Scan the lines below for the word "from". Copy each line you find it in.

--

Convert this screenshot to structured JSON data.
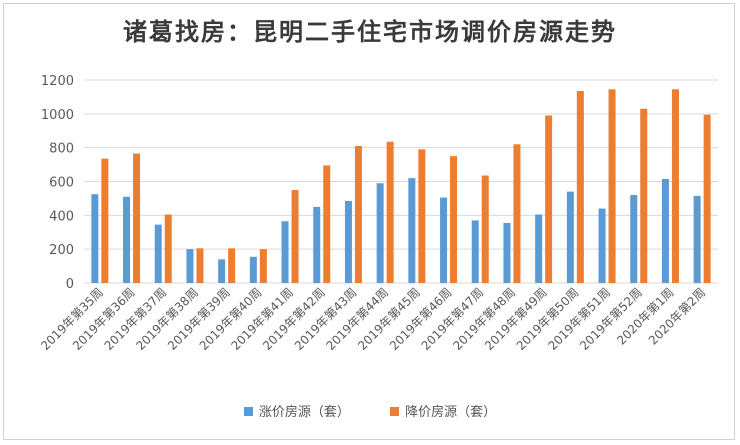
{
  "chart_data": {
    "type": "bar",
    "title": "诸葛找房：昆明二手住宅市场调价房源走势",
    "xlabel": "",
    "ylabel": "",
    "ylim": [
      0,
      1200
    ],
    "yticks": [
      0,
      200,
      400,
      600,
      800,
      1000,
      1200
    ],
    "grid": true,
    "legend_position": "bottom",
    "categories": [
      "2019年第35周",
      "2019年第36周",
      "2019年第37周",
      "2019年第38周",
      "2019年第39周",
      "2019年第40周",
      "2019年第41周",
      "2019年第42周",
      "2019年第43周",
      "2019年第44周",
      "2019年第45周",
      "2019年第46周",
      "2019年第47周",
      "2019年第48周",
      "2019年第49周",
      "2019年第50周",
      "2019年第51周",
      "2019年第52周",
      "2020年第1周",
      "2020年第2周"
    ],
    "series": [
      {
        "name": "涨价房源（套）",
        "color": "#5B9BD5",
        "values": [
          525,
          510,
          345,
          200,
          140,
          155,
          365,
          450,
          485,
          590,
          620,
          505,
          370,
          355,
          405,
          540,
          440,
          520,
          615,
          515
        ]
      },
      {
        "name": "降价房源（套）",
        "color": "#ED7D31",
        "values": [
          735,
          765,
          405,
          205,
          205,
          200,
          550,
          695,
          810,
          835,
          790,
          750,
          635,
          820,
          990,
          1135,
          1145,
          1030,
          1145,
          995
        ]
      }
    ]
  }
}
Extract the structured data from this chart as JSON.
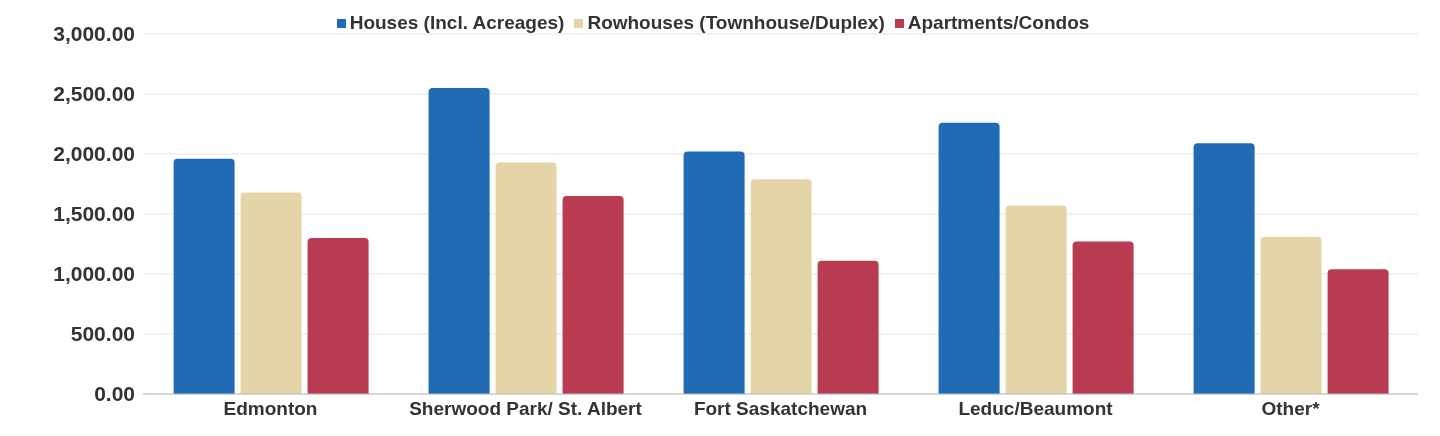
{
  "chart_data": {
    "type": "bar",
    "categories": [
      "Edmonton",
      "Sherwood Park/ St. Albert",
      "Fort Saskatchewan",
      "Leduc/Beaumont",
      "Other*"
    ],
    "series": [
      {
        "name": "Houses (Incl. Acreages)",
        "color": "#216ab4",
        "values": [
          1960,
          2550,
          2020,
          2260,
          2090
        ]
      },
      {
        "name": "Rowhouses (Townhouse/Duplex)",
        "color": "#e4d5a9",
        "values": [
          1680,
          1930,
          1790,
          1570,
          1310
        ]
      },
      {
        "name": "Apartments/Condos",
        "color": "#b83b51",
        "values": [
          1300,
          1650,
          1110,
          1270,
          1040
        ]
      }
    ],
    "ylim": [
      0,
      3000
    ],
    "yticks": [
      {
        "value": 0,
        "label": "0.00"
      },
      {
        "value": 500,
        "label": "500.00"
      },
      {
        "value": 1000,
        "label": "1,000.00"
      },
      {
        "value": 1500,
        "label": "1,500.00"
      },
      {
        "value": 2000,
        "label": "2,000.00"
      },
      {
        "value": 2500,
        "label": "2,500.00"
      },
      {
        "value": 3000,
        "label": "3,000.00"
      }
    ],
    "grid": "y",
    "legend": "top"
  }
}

--

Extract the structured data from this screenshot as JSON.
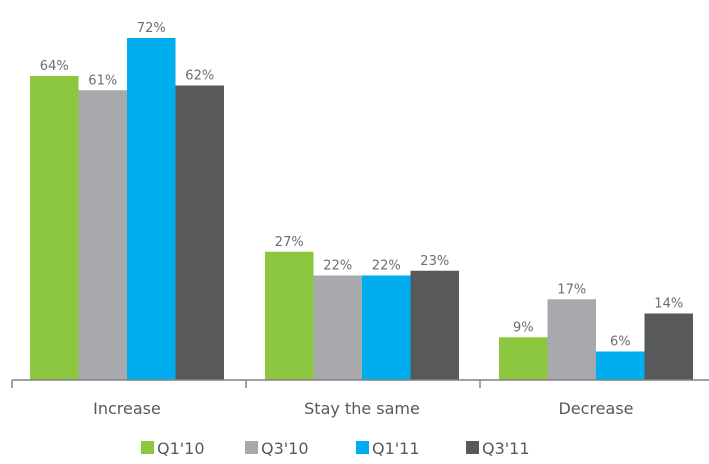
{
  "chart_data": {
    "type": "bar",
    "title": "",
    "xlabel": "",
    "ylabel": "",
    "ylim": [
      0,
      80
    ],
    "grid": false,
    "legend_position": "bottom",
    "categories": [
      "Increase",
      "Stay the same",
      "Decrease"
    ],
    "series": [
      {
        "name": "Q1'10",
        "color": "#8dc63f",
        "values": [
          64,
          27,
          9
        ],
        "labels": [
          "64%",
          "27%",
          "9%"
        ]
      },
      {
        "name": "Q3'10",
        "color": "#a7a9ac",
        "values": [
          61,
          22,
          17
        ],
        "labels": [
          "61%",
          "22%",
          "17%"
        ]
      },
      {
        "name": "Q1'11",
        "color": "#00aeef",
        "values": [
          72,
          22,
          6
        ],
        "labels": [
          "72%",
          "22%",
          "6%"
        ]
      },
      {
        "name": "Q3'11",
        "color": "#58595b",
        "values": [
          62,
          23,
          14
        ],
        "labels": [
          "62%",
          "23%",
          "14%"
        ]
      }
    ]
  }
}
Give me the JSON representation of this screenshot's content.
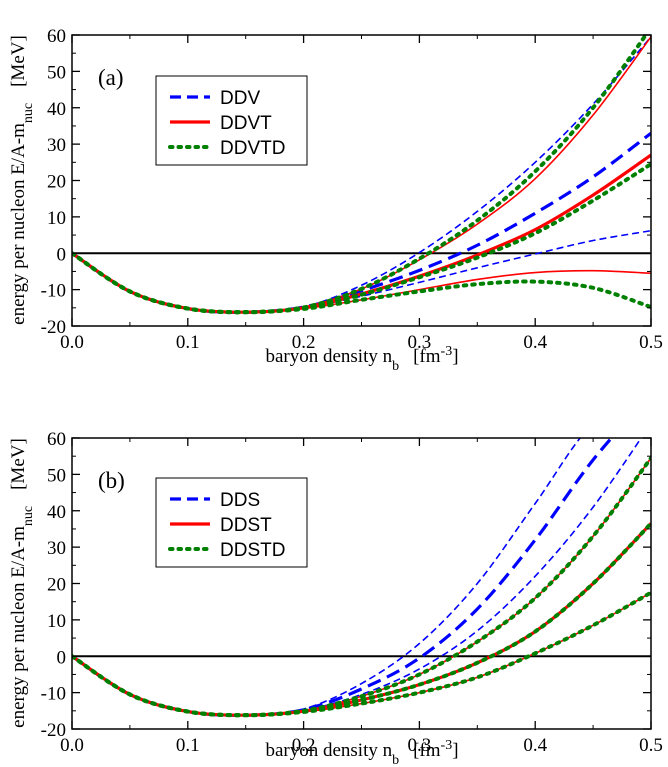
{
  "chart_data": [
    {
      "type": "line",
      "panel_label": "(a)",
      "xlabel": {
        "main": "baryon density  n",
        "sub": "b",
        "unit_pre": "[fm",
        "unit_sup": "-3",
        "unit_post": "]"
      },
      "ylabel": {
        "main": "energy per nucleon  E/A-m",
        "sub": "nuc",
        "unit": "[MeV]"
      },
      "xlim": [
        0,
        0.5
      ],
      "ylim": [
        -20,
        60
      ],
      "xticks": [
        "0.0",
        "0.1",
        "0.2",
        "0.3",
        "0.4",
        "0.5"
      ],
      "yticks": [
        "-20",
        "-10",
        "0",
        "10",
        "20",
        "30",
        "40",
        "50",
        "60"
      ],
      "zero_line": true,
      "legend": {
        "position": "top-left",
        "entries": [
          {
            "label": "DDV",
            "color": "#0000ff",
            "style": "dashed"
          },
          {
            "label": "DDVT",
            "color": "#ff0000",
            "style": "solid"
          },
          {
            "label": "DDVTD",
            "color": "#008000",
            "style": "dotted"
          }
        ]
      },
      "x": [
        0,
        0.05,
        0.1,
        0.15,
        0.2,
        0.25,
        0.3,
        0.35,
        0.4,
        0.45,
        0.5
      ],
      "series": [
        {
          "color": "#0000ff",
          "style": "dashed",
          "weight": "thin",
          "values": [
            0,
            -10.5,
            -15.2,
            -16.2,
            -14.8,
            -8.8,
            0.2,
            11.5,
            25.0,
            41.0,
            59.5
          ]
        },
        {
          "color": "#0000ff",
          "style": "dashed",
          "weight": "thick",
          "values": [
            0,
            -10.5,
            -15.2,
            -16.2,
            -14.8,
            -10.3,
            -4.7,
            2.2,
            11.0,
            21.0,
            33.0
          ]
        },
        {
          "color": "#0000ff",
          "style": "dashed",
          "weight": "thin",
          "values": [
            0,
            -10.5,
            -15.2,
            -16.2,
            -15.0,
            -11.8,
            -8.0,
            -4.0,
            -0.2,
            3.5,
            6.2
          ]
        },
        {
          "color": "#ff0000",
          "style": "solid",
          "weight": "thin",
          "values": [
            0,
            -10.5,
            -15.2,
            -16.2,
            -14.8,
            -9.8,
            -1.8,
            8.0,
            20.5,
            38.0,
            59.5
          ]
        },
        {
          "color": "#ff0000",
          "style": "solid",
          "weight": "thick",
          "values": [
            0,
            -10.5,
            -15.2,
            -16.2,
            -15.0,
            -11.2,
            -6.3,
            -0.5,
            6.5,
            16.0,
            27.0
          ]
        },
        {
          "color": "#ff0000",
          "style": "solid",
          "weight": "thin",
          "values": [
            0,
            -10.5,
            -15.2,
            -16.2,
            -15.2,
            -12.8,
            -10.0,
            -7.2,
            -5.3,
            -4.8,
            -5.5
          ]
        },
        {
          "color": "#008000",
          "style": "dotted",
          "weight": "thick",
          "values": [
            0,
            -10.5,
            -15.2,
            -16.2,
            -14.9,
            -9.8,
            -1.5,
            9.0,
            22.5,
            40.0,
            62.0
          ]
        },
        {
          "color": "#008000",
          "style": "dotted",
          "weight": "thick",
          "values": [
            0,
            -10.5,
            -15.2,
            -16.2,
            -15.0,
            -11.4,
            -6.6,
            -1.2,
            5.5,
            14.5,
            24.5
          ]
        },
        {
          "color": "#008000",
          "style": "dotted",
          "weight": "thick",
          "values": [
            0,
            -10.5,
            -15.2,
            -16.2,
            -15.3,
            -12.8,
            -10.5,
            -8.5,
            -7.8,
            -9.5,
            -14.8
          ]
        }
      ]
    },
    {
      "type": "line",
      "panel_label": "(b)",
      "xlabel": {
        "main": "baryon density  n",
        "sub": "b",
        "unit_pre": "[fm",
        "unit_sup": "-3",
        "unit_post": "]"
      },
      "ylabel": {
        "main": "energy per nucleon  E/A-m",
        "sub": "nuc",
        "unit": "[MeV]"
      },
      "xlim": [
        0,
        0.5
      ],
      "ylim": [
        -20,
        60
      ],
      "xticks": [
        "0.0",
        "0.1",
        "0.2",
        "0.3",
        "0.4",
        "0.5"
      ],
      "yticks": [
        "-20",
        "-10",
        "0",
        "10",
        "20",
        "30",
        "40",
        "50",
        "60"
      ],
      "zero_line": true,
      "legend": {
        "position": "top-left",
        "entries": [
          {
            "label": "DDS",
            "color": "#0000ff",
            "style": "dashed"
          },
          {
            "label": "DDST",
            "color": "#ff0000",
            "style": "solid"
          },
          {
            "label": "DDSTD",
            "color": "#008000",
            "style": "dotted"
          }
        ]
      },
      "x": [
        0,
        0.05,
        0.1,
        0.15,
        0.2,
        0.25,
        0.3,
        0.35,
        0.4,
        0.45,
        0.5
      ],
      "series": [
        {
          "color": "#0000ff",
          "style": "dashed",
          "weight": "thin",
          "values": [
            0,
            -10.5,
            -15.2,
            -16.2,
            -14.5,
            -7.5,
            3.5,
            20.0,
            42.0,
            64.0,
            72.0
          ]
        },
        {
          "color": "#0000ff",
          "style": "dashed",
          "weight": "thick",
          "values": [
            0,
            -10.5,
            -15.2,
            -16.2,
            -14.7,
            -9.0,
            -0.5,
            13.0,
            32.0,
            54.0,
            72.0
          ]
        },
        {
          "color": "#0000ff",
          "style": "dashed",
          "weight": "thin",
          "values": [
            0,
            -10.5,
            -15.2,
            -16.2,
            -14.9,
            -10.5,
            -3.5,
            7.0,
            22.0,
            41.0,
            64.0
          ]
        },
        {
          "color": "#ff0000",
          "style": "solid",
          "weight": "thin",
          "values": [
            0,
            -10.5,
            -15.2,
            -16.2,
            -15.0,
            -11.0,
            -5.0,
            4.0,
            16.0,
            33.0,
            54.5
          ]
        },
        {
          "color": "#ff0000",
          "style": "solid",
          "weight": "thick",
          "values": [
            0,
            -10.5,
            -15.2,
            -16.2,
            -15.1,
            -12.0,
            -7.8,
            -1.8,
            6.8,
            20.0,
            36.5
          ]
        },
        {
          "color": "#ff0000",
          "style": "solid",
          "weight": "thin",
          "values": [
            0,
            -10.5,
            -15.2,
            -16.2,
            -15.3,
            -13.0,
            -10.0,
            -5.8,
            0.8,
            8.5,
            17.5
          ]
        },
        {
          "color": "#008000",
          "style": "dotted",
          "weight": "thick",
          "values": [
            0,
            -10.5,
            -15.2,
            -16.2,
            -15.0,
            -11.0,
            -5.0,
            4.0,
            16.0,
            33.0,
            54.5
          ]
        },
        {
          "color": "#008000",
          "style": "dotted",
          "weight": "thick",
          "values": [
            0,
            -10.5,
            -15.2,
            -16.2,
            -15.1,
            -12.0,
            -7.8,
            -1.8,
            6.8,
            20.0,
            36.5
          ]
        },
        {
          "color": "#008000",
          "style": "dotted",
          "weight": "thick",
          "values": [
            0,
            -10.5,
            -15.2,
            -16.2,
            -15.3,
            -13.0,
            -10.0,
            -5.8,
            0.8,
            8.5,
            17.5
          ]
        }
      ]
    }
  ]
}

--

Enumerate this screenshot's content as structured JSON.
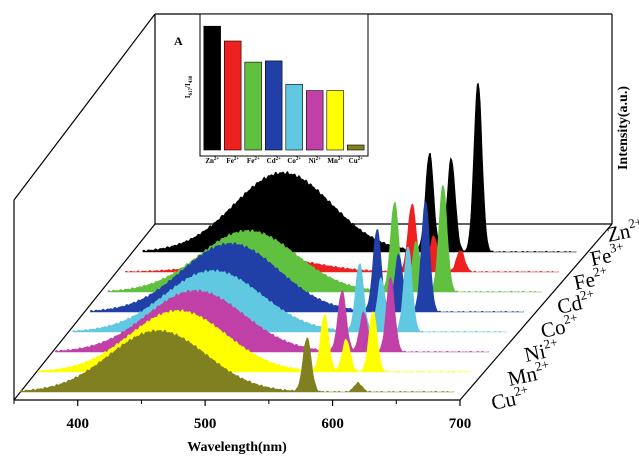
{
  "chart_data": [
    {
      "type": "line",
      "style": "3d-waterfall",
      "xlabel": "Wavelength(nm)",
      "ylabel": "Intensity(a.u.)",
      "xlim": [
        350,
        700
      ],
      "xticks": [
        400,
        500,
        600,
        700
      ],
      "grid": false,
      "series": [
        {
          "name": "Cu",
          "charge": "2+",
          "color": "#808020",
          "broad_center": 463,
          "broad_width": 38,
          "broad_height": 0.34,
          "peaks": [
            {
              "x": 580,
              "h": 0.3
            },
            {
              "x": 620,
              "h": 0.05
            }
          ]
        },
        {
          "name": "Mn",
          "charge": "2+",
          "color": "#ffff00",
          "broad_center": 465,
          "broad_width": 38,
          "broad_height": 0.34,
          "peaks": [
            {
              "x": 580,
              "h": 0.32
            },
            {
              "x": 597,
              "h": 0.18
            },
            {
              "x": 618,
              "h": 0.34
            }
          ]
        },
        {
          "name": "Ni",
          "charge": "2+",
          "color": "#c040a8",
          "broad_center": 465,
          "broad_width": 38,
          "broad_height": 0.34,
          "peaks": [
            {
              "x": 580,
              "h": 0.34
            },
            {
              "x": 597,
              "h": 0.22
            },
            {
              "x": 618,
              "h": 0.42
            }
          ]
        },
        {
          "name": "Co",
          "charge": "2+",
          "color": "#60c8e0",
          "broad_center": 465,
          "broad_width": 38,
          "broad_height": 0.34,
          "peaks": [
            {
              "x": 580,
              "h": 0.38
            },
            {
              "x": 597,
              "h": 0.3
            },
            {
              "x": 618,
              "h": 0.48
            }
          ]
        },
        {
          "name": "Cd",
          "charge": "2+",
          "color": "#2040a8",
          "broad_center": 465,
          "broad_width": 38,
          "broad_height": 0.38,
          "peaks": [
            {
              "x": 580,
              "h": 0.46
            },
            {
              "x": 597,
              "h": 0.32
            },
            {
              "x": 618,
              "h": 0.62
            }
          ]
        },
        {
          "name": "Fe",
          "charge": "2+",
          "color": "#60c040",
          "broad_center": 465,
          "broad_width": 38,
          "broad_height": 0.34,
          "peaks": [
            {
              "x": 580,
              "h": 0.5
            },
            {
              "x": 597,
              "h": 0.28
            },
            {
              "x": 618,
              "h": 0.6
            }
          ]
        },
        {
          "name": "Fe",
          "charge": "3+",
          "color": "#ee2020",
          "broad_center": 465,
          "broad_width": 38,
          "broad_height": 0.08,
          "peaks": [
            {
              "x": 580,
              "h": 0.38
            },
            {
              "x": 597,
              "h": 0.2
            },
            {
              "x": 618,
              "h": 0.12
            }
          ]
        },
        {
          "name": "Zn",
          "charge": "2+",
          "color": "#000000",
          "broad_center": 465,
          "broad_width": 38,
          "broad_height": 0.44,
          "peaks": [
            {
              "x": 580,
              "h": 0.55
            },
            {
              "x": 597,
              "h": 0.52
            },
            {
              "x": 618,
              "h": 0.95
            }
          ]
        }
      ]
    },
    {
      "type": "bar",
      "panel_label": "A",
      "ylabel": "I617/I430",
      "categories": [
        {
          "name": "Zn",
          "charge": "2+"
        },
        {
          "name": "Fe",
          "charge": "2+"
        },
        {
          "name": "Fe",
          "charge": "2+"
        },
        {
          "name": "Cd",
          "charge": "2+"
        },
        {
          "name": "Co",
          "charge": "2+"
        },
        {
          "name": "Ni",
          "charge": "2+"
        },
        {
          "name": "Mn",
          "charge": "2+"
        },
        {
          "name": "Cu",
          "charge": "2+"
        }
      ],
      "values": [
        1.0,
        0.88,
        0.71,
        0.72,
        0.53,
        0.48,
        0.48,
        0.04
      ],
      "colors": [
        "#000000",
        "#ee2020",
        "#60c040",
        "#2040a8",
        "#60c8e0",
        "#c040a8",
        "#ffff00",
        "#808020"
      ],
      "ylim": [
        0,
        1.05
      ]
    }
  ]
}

--

* Result for this exercise:
Extract the structured data from this chart as JSON.
Extract the structured data from this screenshot as JSON.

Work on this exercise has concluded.